PROBLEM REQUIREMENTS: Any picture among the records should be left out, please; retype the rest exactly.
* start STORED DATA *
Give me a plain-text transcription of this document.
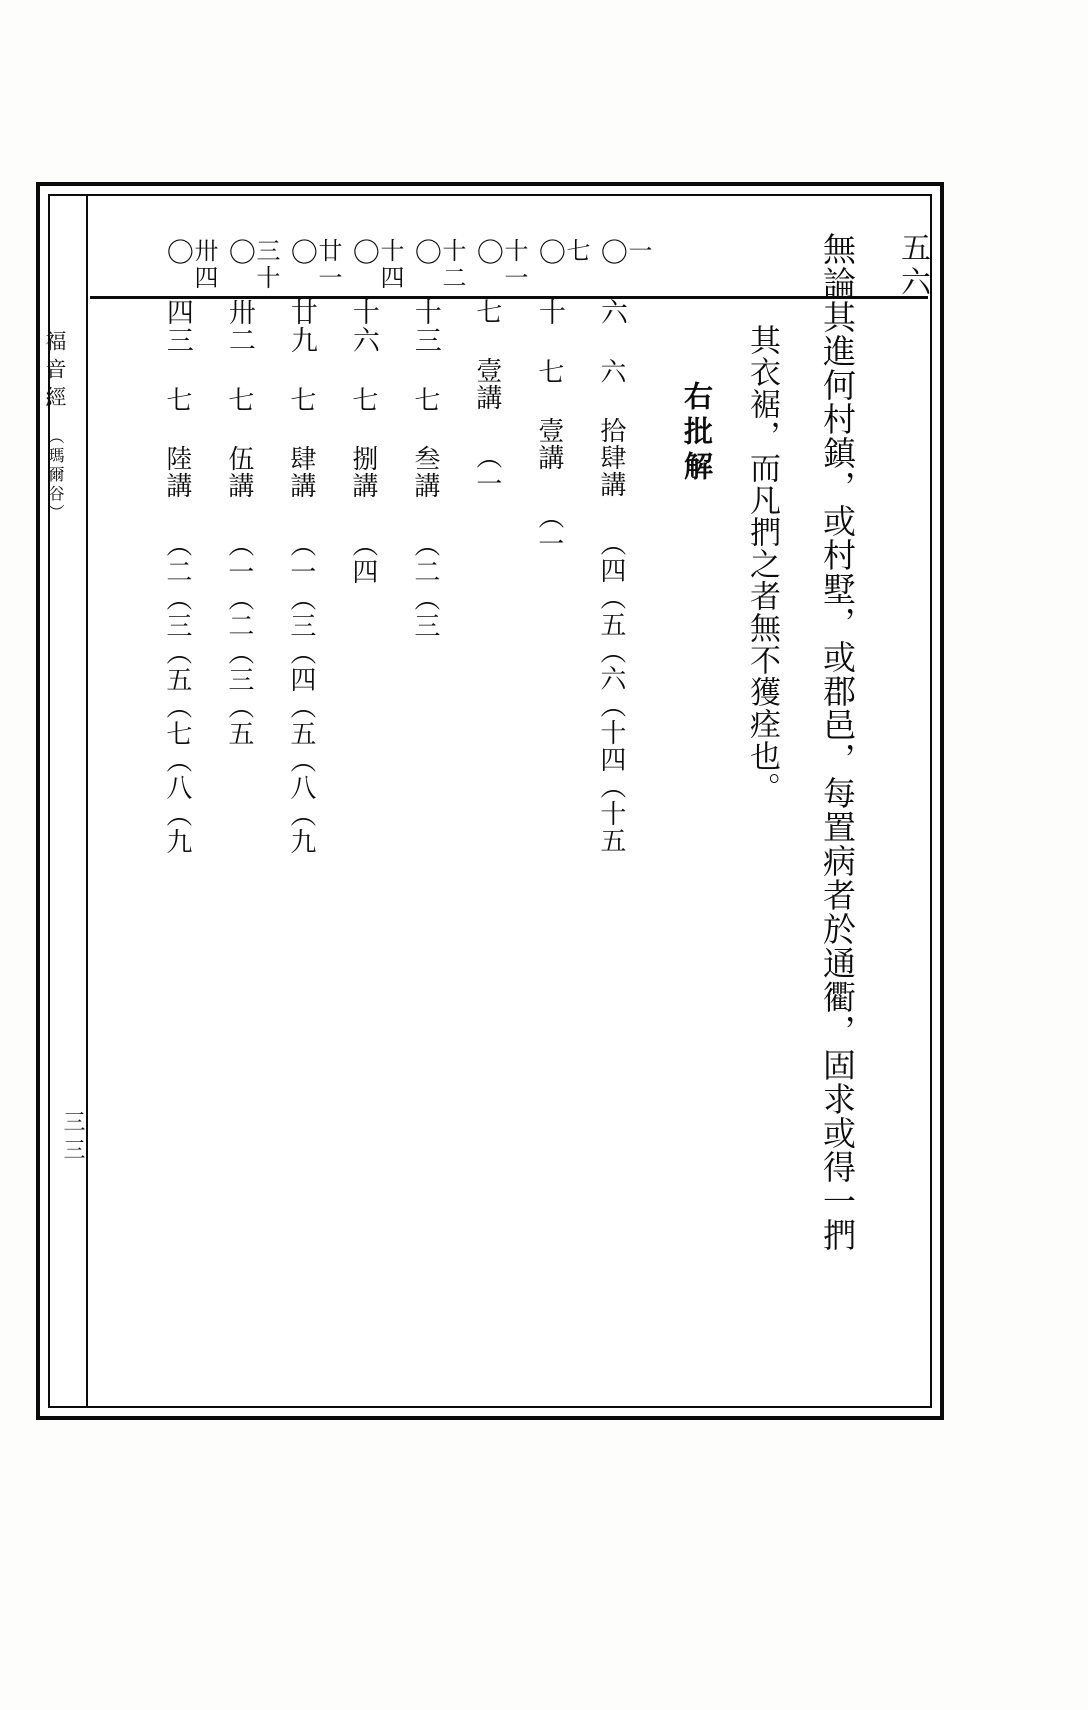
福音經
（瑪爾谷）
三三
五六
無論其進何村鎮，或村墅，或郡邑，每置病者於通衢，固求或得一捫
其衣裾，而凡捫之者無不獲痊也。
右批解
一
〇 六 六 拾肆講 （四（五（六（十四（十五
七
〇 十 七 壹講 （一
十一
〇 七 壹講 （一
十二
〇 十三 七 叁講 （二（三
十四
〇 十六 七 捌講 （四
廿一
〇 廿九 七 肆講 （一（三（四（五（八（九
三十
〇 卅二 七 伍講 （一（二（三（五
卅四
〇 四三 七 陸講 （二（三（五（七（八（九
* end STORED DATA *
WRITTEN ANSWER:
Give me a plain-text transcription of this document.
福音經
（瑪爾谷）
三三
五六
無論其進何村鎮，或村墅，或郡邑，每置病者於通衢，固求或得一捫
其衣裾，而凡捫之者無不獲痊也。
右批解
一
〇 六 六 拾肆講 （四（五（六（十四（十五
七
〇 十 七 壹講 （一
十一
〇 七 壹講 （一
十二
〇 十三 七 叁講 （二（三
十四
〇 十六 七 捌講 （四
廿一
〇 廿九 七 肆講 （一（三（四（五（八（九
三十
〇 卅二 七 伍講 （一（二（三（五
卅四
〇 四三 七 陸講 （二（三（五（七（八（九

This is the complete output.